Thank you for the well written informative article.
For years, the internet giants have held on dear to their get-out-of-jail-free card. Here are those trying to take that away
The simmering debate over legal immunity given to online platforms like Facebook and Google in America has grown hotter with a new report from the Department of Justice outlining changes it hopes to make to the rules. In addition, just today, Senator Josh Hawley (R-MO) has outlined his planned legislation for changes to …
COMMENTS
-
Thursday 18th June 2020 05:00 GMT Flocke Kroes
If only...
... there weren't a pile of laws, technical and financial barriers and a fire breathing dragon preventing people from creating their own websites to put up content that twitter considers fake, offensive or an incitement to violence.
Hawley's proposal at least has the benefit of forcing twitter to enforce their own policy and terminate Trump's account.
-
-
Thursday 18th June 2020 20:55 GMT Snake
Re: Radical left
Do you people ever get tired of forcing your head up your own rear ends?? "Radical left". Any person with any form of FUNCTIONAL BRAIN CAPACITY only needs to do a search of Twitter and Facebook, via internal or external engines, to see exactly WHOM is the more prolific, vitriolic poster - the "radical left", or [your] "rabid right".
We'll wait here and see if you reply truthfully with your results.
-
-
Thursday 18th June 2020 05:23 GMT Anonymous Coward
Re: If only...
Hawley's law (and likely Barr's suggestion) likely wouldn't survive a legal challenge. Government benefits as way to regulate expression are a big no no, and moderation decisions are protected by the first amendment.
All removing Section 230 protection does is open every post and moderation decision to a hecklers veto from lawyers.
-
-
-
Thursday 18th June 2020 16:08 GMT Graham Cobb
There is no "privilege". All 230 does is stop the US court system being abused. It specifies two key things:
1) If you don't like something someone says on Twitter you have to sue that person, not Twitter. That seems obvious to us in the UK but is not what normally happens in the US: in the US you don't sue the person responsible, you sue the person with most money! As the US court system is so expensive and so unpredictable, everyone prefers to sue companies with deep pockets as they are more likely to just settle and there is a chance of getting a massive payout. 230 forces people to sue the person who wrote the tweet instead, meaning many, many fewer cases.
2) If Twitter moderates your tweet, they can't be sued for their decision. That is the only thing that keeps Twitter from being much, much, much worse. Without that protection, Twitter will have a moderation policy that just says something like "we take down tweets that are terrorist or child porn related and that is it" and will not be able to delete anything else.

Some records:
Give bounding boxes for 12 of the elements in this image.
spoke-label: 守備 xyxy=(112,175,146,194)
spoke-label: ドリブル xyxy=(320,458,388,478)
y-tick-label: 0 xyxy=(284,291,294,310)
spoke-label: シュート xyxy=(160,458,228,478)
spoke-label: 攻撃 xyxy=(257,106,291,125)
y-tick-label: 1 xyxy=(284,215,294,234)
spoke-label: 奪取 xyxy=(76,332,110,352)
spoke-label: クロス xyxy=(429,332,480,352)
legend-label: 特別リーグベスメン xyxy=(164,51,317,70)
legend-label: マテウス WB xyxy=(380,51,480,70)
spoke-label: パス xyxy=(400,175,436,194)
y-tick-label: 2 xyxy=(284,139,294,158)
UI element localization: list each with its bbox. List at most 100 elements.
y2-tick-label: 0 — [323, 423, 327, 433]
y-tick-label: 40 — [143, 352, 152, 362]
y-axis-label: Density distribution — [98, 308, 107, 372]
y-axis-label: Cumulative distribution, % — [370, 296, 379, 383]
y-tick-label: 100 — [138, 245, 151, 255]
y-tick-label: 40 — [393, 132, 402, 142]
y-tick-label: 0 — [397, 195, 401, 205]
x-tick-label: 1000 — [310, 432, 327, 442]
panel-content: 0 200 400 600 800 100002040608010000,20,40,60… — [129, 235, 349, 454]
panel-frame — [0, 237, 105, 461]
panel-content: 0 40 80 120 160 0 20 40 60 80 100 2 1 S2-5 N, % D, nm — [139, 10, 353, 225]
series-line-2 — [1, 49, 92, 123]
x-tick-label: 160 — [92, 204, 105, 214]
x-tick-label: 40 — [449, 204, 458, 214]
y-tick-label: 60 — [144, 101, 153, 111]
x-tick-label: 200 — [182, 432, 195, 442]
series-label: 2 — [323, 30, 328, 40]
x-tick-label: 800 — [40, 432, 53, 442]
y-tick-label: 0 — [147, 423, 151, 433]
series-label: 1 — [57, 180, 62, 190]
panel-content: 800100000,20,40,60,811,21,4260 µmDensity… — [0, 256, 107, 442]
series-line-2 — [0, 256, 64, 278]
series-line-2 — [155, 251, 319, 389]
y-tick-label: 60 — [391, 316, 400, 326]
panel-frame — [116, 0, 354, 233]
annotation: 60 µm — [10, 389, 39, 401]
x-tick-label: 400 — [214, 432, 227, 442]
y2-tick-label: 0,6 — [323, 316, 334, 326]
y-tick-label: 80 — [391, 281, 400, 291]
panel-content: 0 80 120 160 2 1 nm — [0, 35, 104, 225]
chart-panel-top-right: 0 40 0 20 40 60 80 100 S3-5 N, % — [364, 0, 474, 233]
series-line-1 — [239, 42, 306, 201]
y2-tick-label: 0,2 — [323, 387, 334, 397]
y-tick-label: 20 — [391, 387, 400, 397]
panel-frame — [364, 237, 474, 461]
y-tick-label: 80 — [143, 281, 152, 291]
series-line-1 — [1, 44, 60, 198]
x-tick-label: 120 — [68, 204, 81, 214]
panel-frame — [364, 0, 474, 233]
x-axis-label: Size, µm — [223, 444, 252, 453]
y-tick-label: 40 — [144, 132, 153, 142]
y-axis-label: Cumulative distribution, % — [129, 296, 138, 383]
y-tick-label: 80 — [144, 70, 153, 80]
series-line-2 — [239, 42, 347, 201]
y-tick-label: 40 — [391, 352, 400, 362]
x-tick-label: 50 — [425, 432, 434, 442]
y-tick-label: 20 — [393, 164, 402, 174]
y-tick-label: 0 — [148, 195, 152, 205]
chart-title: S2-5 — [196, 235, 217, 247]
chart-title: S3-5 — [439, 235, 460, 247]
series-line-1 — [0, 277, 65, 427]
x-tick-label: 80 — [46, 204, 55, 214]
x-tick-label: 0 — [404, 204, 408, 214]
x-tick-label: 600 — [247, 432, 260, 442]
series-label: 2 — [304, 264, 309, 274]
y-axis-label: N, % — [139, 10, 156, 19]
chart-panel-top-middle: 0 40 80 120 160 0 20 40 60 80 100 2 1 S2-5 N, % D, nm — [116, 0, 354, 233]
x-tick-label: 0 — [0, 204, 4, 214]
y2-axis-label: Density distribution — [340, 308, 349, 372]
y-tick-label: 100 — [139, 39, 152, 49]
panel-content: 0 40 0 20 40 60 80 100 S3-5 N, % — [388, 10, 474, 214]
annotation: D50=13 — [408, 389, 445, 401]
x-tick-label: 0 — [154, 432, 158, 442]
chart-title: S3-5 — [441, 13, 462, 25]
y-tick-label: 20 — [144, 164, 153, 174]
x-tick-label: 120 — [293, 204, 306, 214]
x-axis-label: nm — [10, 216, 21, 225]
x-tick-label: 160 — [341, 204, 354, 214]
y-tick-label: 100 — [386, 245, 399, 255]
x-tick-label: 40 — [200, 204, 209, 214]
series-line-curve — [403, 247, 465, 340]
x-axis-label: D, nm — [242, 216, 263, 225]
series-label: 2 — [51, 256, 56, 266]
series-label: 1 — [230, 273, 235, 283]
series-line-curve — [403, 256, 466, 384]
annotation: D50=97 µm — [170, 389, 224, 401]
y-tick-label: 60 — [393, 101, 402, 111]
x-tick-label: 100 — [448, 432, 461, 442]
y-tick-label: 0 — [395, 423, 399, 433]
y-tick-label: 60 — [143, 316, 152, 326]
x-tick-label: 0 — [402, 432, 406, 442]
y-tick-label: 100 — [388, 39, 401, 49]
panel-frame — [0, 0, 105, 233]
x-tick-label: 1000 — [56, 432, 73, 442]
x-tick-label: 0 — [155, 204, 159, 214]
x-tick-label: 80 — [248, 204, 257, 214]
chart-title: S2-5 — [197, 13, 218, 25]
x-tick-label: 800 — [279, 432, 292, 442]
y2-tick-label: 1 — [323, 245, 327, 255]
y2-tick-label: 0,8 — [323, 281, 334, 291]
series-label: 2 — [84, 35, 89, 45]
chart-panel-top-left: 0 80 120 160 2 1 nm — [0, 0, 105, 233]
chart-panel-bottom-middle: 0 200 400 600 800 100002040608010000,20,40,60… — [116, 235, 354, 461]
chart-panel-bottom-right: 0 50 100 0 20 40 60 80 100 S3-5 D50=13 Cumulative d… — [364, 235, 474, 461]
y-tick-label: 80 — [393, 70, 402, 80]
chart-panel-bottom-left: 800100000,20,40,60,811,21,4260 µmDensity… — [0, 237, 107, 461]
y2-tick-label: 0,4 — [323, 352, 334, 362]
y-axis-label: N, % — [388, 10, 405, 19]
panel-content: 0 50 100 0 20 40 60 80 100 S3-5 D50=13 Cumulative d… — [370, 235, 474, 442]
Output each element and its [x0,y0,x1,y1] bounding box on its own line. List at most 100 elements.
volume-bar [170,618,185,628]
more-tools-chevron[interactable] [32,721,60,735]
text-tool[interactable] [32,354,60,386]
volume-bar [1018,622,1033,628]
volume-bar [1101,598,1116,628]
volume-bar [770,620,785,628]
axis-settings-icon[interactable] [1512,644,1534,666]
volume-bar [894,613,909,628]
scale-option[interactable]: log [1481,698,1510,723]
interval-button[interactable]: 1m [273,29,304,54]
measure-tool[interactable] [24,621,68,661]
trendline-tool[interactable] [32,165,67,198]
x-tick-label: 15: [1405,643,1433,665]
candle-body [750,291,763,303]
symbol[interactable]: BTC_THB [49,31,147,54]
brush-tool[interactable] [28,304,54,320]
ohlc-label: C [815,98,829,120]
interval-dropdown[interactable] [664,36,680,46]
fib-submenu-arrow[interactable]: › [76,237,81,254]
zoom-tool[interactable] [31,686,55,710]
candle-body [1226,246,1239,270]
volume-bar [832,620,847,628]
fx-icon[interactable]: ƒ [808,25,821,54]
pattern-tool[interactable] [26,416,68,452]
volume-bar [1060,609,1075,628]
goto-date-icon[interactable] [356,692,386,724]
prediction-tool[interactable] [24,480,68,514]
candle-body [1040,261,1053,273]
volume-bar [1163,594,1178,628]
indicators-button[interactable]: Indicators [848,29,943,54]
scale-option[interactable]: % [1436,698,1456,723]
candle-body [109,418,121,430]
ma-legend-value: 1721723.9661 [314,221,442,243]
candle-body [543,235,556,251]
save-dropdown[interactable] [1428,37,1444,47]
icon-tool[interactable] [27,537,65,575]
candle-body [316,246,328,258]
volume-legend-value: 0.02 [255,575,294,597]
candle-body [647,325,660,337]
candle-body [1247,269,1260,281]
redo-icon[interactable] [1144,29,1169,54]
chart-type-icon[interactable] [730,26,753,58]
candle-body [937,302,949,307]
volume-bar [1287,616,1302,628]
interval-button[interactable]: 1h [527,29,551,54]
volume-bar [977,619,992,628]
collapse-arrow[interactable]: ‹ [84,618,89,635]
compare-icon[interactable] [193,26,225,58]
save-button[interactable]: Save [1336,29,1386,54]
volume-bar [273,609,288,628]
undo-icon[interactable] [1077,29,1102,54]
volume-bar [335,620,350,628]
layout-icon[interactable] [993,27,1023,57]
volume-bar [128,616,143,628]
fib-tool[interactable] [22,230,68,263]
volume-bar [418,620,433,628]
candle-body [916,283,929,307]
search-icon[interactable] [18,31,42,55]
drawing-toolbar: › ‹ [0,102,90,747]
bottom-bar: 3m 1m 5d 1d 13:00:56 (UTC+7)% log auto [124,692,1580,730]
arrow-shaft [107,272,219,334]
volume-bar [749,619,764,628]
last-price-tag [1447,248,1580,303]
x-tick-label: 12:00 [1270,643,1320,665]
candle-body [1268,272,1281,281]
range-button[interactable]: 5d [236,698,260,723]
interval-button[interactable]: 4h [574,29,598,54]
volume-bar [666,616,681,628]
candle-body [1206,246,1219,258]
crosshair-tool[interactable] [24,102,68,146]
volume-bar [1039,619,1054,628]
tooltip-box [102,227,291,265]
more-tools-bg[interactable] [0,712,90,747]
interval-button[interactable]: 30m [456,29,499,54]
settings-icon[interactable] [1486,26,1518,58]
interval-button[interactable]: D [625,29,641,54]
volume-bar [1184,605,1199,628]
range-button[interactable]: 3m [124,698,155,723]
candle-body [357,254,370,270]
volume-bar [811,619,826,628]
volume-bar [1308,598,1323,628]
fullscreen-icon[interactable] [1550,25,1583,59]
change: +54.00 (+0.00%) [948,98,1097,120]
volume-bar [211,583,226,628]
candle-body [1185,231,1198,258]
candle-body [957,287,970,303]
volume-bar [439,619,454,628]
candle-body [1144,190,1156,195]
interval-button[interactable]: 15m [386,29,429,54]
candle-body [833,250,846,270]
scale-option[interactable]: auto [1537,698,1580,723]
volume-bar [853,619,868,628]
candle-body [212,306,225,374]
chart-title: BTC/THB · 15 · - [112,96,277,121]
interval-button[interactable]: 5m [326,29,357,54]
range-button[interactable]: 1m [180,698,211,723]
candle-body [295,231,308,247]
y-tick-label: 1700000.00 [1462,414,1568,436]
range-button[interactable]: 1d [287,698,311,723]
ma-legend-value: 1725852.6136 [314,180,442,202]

*The request*:
Answer these questions from the Section 230 discussion, one answer per line:
(a) Which senator outlined planned legislation?
(b) In the comment posted at 05:23 GMT, what does removing Section 230 protection open every post and moderation decision to?
(c) In Graham Cobb's comment, whom does Section 230 force people to sue instead of Twitter?

*Output*:
(a) Senator Josh Hawley (R-MO)
(b) A hecklers veto from lawyers
(c) The person who wrote the tweet